- **YOUR GOAL**
Your task is to copy every record exactly.

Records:
-------

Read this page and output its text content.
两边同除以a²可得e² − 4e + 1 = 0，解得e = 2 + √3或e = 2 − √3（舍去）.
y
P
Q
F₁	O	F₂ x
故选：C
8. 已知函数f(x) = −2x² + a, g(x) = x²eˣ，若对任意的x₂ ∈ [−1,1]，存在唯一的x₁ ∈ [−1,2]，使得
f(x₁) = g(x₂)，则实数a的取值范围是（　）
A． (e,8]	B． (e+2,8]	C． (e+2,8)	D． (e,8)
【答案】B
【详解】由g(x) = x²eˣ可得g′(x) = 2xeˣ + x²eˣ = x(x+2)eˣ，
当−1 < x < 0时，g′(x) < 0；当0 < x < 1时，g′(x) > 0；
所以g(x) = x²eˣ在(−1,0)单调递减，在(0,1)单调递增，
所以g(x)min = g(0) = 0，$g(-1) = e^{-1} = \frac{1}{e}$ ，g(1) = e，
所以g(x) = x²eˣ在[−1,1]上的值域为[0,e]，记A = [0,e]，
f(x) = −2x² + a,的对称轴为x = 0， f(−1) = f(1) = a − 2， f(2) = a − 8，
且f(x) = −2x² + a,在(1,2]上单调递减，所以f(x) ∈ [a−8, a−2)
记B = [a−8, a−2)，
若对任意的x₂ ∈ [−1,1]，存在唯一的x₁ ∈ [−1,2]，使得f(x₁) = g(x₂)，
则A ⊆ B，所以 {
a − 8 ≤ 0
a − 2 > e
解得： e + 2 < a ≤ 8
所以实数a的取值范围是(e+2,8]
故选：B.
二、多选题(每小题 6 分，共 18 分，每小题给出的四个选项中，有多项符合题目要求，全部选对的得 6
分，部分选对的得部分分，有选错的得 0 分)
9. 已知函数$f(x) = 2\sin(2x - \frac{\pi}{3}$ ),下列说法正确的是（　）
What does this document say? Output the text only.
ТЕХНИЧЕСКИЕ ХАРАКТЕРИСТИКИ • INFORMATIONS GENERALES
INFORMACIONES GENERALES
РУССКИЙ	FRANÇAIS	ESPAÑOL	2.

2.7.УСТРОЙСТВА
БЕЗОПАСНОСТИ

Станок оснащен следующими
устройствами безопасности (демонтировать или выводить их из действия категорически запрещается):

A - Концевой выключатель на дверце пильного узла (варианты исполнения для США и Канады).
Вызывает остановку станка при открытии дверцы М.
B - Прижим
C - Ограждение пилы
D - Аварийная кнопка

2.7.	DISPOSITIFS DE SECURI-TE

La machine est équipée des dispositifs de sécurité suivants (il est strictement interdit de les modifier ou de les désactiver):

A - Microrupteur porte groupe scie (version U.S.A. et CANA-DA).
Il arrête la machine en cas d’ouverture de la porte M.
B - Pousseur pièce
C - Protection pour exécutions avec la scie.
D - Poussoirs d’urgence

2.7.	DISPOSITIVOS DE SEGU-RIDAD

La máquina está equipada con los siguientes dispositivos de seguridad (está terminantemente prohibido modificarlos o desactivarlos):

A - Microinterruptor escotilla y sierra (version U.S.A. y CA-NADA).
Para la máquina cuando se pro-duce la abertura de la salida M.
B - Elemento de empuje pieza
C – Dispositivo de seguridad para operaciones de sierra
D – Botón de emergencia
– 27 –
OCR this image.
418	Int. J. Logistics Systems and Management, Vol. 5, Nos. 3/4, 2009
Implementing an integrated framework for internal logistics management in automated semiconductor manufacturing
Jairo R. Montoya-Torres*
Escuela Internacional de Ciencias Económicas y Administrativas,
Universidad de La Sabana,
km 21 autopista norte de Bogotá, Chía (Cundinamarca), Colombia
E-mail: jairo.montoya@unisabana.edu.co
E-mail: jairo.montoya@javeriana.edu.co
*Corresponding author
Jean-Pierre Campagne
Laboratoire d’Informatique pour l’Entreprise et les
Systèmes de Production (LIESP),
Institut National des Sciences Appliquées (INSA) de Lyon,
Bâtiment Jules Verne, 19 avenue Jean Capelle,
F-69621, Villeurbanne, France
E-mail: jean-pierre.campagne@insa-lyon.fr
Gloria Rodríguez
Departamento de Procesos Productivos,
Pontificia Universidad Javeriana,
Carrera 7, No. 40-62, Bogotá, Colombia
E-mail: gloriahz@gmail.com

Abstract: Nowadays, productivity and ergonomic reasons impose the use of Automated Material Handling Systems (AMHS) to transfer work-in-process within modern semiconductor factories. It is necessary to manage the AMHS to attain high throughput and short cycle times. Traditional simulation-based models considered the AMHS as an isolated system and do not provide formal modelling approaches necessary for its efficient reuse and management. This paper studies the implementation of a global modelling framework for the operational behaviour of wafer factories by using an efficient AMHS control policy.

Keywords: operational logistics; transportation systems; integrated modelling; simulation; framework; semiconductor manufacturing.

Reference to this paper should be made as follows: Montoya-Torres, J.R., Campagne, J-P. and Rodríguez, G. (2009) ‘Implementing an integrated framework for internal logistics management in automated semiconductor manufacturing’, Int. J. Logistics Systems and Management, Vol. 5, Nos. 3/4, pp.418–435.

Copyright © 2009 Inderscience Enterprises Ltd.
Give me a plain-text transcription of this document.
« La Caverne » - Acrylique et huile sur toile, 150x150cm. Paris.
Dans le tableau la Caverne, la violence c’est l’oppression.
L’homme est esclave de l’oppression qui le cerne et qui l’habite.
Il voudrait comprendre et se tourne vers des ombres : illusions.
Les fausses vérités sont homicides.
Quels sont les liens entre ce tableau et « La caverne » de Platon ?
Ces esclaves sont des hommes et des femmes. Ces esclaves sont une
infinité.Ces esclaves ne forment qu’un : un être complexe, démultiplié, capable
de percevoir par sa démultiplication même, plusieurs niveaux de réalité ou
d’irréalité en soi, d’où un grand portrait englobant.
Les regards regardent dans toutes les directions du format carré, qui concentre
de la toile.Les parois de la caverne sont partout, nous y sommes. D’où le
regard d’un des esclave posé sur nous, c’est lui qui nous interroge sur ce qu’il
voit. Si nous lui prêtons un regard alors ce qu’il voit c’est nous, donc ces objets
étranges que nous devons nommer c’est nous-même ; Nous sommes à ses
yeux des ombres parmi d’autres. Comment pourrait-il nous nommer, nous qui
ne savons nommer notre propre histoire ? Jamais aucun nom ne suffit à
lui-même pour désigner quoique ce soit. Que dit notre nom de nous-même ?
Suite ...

-------

- **ANSWER TO THE PROBLEM**
Read this page and output its text content.
两边同除以a²可得e² − 4e + 1 = 0，解得e = 2 + √3或e = 2 − √3（舍去）.
y
P
Q
F₁	O	F₂ x
故选：C
8. 已知函数f(x) = −2x² + a, g(x) = x²eˣ，若对任意的x₂ ∈ [−1,1]，存在唯一的x₁ ∈ [−1,2]，使得
f(x₁) = g(x₂)，则实数a的取值范围是（　）
A． (e,8]	B． (e+2,8]	C． (e+2,8)	D． (e,8)
【答案】B
【详解】由g(x) = x²eˣ可得g′(x) = 2xeˣ + x²eˣ = x(x+2)eˣ，
当−1 < x < 0时，g′(x) < 0；当0 < x < 1时，g′(x) > 0；
所以g(x) = x²eˣ在(−1,0)单调递减，在(0,1)单调递增，
所以g(x)min = g(0) = 0，$g(-1) = e^{-1} = \frac{1}{e}$ ，g(1) = e，
所以g(x) = x²eˣ在[−1,1]上的值域为[0,e]，记A = [0,e]，
f(x) = −2x² + a,的对称轴为x = 0， f(−1) = f(1) = a − 2， f(2) = a − 8，
且f(x) = −2x² + a,在(1,2]上单调递减，所以f(x) ∈ [a−8, a−2)
记B = [a−8, a−2)，
若对任意的x₂ ∈ [−1,1]，存在唯一的x₁ ∈ [−1,2]，使得f(x₁) = g(x₂)，
则A ⊆ B，所以 {
a − 8 ≤ 0
a − 2 > e
解得： e + 2 < a ≤ 8
所以实数a的取值范围是(e+2,8]
故选：B.
二、多选题(每小题 6 分，共 18 分，每小题给出的四个选项中，有多项符合题目要求，全部选对的得 6
分，部分选对的得部分分，有选错的得 0 分)
9. 已知函数$f(x) = 2\sin(2x - \frac{\pi}{3}$ ),下列说法正确的是（　）
What does this document say? Output the text only.
ТЕХНИЧЕСКИЕ ХАРАКТЕРИСТИКИ • INFORMATIONS GENERALES
INFORMACIONES GENERALES
РУССКИЙ	FRANÇAIS	ESPAÑOL	2.

2.7.УСТРОЙСТВА
БЕЗОПАСНОСТИ

Станок оснащен следующими
устройствами безопасности (демонтировать или выводить их из действия категорически запрещается):

A - Концевой выключатель на дверце пильного узла (варианты исполнения для США и Канады).
Вызывает остановку станка при открытии дверцы М.
B - Прижим
C - Ограждение пилы
D - Аварийная кнопка

2.7.	DISPOSITIFS DE SECURI-TE

La machine est équipée des dispositifs de sécurité suivants (il est strictement interdit de les modifier ou de les désactiver):

A - Microrupteur porte groupe scie (version U.S.A. et CANA-DA).
Il arrête la machine en cas d’ouverture de la porte M.
B - Pousseur pièce
C - Protection pour exécutions avec la scie.
D - Poussoirs d’urgence

2.7.	DISPOSITIVOS DE SEGU-RIDAD

La máquina está equipada con los siguientes dispositivos de seguridad (está terminantemente prohibido modificarlos o desactivarlos):

A - Microinterruptor escotilla y sierra (version U.S.A. y CA-NADA).
Para la máquina cuando se pro-duce la abertura de la salida M.
B - Elemento de empuje pieza
C – Dispositivo de seguridad para operaciones de sierra
D – Botón de emergencia
– 27 –
OCR this image.
418	Int. J. Logistics Systems and Management, Vol. 5, Nos. 3/4, 2009
Implementing an integrated framework for internal logistics management in automated semiconductor manufacturing
Jairo R. Montoya-Torres*
Escuela Internacional de Ciencias Económicas y Administrativas,
Universidad de La Sabana,
km 21 autopista norte de Bogotá, Chía (Cundinamarca), Colombia
E-mail: jairo.montoya@unisabana.edu.co
E-mail: jairo.montoya@javeriana.edu.co
*Corresponding author
Jean-Pierre Campagne
Laboratoire d’Informatique pour l’Entreprise et les
Systèmes de Production (LIESP),
Institut National des Sciences Appliquées (INSA) de Lyon,
Bâtiment Jules Verne, 19 avenue Jean Capelle,
F-69621, Villeurbanne, France
E-mail: jean-pierre.campagne@insa-lyon.fr
Gloria Rodríguez
Departamento de Procesos Productivos,
Pontificia Universidad Javeriana,
Carrera 7, No. 40-62, Bogotá, Colombia
E-mail: gloriahz@gmail.com

Abstract: Nowadays, productivity and ergonomic reasons impose the use of Automated Material Handling Systems (AMHS) to transfer work-in-process within modern semiconductor factories. It is necessary to manage the AMHS to attain high throughput and short cycle times. Traditional simulation-based models considered the AMHS as an isolated system and do not provide formal modelling approaches necessary for its efficient reuse and management. This paper studies the implementation of a global modelling framework for the operational behaviour of wafer factories by using an efficient AMHS control policy.

Keywords: operational logistics; transportation systems; integrated modelling; simulation; framework; semiconductor manufacturing.

Reference to this paper should be made as follows: Montoya-Torres, J.R., Campagne, J-P. and Rodríguez, G. (2009) ‘Implementing an integrated framework for internal logistics management in automated semiconductor manufacturing’, Int. J. Logistics Systems and Management, Vol. 5, Nos. 3/4, pp.418–435.

Copyright © 2009 Inderscience Enterprises Ltd.
Give me a plain-text transcription of this document.
« La Caverne » - Acrylique et huile sur toile, 150x150cm. Paris.
Dans le tableau la Caverne, la violence c’est l’oppression.
L’homme est esclave de l’oppression qui le cerne et qui l’habite.
Il voudrait comprendre et se tourne vers des ombres : illusions.
Les fausses vérités sont homicides.
Quels sont les liens entre ce tableau et « La caverne » de Platon ?
Ces esclaves sont des hommes et des femmes. Ces esclaves sont une
infinité.Ces esclaves ne forment qu’un : un être complexe, démultiplié, capable
de percevoir par sa démultiplication même, plusieurs niveaux de réalité ou
d’irréalité en soi, d’où un grand portrait englobant.
Les regards regardent dans toutes les directions du format carré, qui concentre
de la toile.Les parois de la caverne sont partout, nous y sommes. D’où le
regard d’un des esclave posé sur nous, c’est lui qui nous interroge sur ce qu’il
voit. Si nous lui prêtons un regard alors ce qu’il voit c’est nous, donc ces objets
étranges que nous devons nommer c’est nous-même ; Nous sommes à ses
yeux des ombres parmi d’autres. Comment pourrait-il nous nommer, nous qui
ne savons nommer notre propre histoire ? Jamais aucun nom ne suffit à
lui-même pour désigner quoique ce soit. Que dit notre nom de nous-même ?
Suite ...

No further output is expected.